**WHAT IS BEING ASKED**
Pick out every line holding the string "удерживая" and copy it.

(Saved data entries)
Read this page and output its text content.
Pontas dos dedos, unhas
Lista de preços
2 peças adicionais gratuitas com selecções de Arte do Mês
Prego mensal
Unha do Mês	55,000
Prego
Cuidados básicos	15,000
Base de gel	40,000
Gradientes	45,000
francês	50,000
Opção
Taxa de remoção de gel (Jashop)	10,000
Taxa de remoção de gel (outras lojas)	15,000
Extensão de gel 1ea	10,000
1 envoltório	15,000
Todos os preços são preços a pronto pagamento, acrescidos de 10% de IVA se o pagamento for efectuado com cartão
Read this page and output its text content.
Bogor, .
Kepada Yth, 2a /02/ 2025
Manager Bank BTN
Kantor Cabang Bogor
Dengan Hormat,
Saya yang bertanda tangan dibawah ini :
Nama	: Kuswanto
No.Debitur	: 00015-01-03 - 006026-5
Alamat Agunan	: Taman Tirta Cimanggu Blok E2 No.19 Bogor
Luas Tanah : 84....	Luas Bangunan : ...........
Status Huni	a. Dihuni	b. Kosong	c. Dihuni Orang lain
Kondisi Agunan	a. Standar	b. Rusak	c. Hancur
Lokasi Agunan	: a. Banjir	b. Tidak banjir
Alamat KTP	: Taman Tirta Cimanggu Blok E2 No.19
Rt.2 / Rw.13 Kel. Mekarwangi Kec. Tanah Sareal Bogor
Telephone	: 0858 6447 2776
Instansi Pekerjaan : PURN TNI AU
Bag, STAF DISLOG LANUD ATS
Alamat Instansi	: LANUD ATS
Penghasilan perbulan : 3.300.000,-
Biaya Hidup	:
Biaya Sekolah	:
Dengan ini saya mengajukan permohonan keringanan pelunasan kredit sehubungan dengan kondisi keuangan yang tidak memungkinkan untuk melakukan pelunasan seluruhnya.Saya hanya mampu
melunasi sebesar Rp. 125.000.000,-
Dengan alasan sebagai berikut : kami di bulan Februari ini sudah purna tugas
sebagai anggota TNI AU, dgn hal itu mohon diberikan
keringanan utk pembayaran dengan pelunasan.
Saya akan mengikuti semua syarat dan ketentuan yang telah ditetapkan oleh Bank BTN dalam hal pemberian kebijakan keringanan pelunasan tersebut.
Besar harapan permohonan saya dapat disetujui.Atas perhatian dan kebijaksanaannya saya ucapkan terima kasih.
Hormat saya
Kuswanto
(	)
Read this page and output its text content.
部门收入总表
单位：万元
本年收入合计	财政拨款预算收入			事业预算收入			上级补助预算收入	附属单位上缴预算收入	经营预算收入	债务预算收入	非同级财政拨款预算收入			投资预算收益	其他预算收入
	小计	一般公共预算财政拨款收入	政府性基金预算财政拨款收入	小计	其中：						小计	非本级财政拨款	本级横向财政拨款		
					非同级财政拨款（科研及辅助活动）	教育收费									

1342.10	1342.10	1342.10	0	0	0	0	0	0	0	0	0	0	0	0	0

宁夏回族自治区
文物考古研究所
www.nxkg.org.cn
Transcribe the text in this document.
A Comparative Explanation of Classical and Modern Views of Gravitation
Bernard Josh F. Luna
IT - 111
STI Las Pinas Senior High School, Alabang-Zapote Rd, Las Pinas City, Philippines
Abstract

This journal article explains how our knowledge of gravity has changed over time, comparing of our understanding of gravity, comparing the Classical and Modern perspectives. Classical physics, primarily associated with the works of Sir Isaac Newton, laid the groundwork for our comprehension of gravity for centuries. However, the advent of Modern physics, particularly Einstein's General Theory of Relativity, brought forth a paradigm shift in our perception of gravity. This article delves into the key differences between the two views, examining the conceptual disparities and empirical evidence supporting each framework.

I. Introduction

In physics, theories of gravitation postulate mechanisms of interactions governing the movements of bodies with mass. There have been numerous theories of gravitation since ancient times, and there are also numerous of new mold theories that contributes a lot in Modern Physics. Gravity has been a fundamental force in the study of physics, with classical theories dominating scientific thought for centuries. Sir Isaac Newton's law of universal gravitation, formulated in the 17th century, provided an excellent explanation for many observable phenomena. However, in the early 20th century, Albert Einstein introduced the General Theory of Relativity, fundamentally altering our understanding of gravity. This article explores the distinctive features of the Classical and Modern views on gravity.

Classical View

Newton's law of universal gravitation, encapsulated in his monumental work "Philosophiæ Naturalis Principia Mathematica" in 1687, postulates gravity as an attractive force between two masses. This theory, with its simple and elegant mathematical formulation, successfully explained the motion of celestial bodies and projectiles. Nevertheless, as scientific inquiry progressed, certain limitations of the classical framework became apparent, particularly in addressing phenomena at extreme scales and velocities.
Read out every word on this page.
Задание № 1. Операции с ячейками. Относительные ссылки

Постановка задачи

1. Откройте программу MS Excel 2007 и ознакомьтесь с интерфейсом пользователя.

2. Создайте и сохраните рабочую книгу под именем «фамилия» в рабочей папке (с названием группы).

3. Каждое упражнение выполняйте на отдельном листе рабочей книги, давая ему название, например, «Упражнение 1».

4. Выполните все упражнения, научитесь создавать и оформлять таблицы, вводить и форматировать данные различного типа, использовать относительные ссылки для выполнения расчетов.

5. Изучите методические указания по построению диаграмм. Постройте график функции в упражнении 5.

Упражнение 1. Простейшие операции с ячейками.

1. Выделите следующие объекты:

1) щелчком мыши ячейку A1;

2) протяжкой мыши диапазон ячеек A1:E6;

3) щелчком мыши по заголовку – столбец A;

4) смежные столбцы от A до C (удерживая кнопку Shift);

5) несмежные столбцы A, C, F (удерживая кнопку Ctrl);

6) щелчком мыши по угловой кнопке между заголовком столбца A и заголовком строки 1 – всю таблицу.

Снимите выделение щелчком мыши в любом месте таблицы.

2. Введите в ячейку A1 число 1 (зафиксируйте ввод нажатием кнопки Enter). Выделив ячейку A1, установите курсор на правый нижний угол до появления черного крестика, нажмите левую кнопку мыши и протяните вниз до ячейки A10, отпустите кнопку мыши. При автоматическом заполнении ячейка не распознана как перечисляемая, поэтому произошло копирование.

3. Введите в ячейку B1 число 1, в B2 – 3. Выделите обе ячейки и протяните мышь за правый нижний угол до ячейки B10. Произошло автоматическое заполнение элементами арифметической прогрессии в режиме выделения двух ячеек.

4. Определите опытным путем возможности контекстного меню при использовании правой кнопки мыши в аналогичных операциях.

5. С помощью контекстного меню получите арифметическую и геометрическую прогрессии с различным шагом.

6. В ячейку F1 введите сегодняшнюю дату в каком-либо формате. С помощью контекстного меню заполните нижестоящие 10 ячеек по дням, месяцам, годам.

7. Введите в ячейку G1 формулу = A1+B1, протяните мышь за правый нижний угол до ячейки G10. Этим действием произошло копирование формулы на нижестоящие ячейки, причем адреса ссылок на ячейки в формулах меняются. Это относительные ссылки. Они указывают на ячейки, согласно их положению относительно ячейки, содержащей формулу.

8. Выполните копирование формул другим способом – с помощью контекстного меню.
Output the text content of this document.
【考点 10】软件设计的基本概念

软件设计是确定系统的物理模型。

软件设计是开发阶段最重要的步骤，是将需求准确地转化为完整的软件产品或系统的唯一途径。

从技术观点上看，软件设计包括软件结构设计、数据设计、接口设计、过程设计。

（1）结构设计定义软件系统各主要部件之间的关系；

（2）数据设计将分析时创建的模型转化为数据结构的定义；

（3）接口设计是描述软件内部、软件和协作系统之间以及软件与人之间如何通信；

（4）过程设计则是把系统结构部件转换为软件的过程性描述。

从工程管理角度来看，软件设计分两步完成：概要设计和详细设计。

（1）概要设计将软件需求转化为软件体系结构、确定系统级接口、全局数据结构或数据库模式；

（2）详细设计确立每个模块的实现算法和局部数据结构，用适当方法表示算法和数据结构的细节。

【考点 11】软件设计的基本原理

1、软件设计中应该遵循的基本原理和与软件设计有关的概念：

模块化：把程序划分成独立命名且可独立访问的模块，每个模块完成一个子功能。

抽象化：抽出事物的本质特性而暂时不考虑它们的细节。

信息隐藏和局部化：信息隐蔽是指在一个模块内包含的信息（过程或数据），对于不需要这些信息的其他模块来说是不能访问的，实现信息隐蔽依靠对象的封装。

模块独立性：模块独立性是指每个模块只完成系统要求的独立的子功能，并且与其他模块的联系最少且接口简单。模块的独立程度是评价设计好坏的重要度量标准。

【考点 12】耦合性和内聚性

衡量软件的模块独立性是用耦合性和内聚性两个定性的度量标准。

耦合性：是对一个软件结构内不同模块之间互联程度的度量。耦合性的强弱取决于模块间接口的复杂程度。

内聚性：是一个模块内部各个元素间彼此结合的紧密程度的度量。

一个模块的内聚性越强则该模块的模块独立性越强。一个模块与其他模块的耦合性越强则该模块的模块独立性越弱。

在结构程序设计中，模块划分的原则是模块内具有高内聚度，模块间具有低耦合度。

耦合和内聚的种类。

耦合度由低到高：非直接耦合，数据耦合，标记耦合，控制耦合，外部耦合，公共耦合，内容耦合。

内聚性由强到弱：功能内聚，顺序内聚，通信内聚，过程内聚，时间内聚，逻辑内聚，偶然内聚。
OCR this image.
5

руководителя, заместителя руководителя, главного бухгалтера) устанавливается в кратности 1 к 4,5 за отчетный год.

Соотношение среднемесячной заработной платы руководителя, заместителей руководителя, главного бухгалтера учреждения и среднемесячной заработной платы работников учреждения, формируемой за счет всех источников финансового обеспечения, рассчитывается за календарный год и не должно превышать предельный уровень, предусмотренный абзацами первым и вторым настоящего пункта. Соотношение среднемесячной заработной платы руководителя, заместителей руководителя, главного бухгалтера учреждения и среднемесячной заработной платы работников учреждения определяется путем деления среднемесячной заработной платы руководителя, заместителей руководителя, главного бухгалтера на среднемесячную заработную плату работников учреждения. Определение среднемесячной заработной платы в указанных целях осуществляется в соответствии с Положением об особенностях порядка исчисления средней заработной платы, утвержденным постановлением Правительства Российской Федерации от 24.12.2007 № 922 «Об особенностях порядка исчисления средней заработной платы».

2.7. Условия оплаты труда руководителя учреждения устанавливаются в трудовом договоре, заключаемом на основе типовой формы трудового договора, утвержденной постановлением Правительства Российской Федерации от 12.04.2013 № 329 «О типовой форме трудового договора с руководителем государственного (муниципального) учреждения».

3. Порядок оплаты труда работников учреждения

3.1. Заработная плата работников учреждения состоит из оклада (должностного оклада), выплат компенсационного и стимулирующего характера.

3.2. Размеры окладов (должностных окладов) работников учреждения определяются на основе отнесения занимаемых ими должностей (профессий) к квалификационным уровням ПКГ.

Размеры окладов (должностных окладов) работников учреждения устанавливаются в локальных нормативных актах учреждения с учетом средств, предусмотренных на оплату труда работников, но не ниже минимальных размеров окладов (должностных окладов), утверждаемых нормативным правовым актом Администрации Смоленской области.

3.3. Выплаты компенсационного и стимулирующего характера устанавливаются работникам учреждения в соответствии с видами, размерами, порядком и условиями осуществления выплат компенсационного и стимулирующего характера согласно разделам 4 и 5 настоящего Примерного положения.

**THE COMPLETED TASK**
4) смежные столбцы от A до C (удерживая кнопку Shift);
5) несмежные столбцы A, C, F (удерживая кнопку Ctrl);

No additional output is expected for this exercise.